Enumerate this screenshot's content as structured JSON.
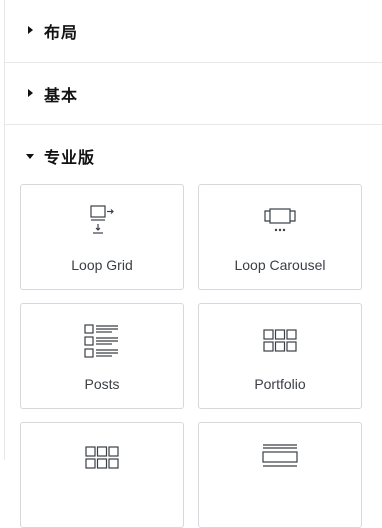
{
  "sections": [
    {
      "title": "布局",
      "expanded": false
    },
    {
      "title": "基本",
      "expanded": false
    },
    {
      "title": "专业版",
      "expanded": true
    }
  ],
  "widgets": [
    {
      "label": "Loop Grid",
      "icon": "loop-grid-icon"
    },
    {
      "label": "Loop Carousel",
      "icon": "loop-carousel-icon"
    },
    {
      "label": "Posts",
      "icon": "posts-icon"
    },
    {
      "label": "Portfolio",
      "icon": "portfolio-icon"
    },
    {
      "label": "",
      "icon": "gallery-icon"
    },
    {
      "label": "",
      "icon": "form-icon"
    }
  ],
  "colors": {
    "icon": "#3a3f45",
    "border": "#d5d8dc",
    "divider": "#e6e8ea"
  }
}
··········
* _Stated goal_
Leave out the pictures and retype every line above exactly.

* _Complete output_
Enumerate this screenshot's content as structured JSON.
{
  "sections": [
    {
      "title": "布局",
      "expanded": false
    },
    {
      "title": "基本",
      "expanded": false
    },
    {
      "title": "专业版",
      "expanded": true
    }
  ],
  "widgets": [
    {
      "label": "Loop Grid",
      "icon": "loop-grid-icon"
    },
    {
      "label": "Loop Carousel",
      "icon": "loop-carousel-icon"
    },
    {
      "label": "Posts",
      "icon": "posts-icon"
    },
    {
      "label": "Portfolio",
      "icon": "portfolio-icon"
    },
    {
      "label": "",
      "icon": "gallery-icon"
    },
    {
      "label": "",
      "icon": "form-icon"
    }
  ],
  "colors": {
    "icon": "#3a3f45",
    "border": "#d5d8dc",
    "divider": "#e6e8ea"
  }
}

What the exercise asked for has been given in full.